## Begin PROVIDED DATA
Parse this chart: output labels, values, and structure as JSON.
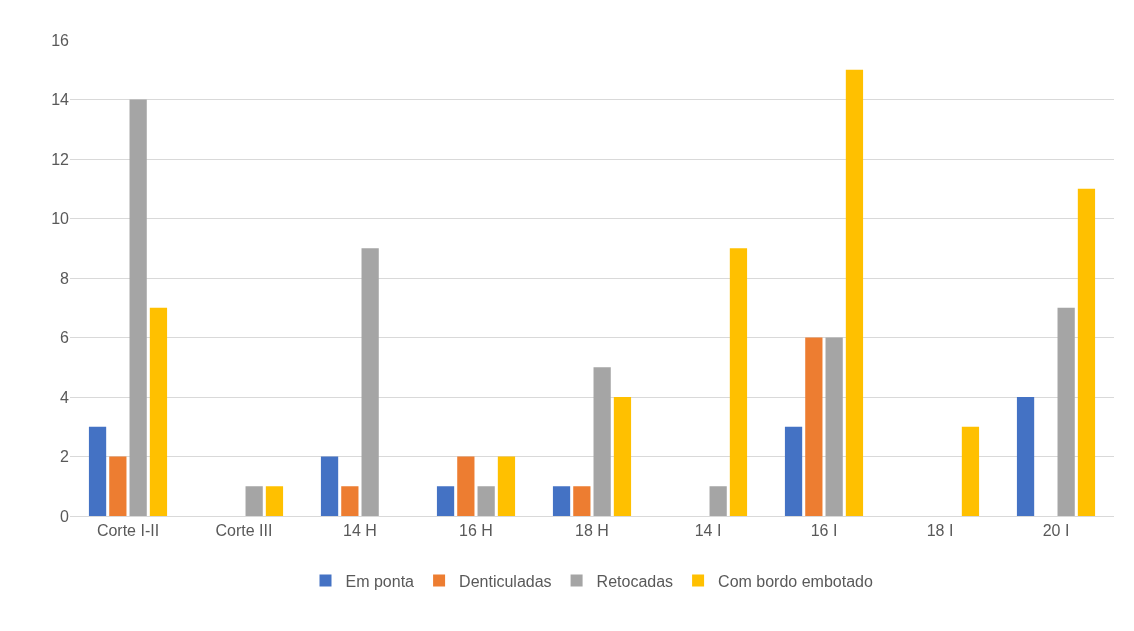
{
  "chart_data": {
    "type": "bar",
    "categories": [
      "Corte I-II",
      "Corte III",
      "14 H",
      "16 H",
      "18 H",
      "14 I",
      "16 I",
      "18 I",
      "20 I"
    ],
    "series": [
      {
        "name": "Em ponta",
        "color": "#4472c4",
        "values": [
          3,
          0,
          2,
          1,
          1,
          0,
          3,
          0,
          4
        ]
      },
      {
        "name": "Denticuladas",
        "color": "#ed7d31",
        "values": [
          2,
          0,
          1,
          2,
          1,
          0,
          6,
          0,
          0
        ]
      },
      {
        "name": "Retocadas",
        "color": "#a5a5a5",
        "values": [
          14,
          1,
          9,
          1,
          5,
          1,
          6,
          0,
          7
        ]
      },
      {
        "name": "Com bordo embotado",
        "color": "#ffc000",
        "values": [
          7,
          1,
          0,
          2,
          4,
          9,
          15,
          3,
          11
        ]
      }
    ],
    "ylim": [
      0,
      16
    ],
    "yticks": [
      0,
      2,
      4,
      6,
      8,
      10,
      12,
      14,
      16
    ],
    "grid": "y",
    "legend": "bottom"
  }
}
## End PROVIDED DATA
TASK DESCRIPTION:
Using the records above, pull out each line where the word "name" occurs.

REPLY:
        "name": "Em ponta",
        "name": "Denticuladas",
        "name": "Retocadas",
        "name": "Com bordo embotado",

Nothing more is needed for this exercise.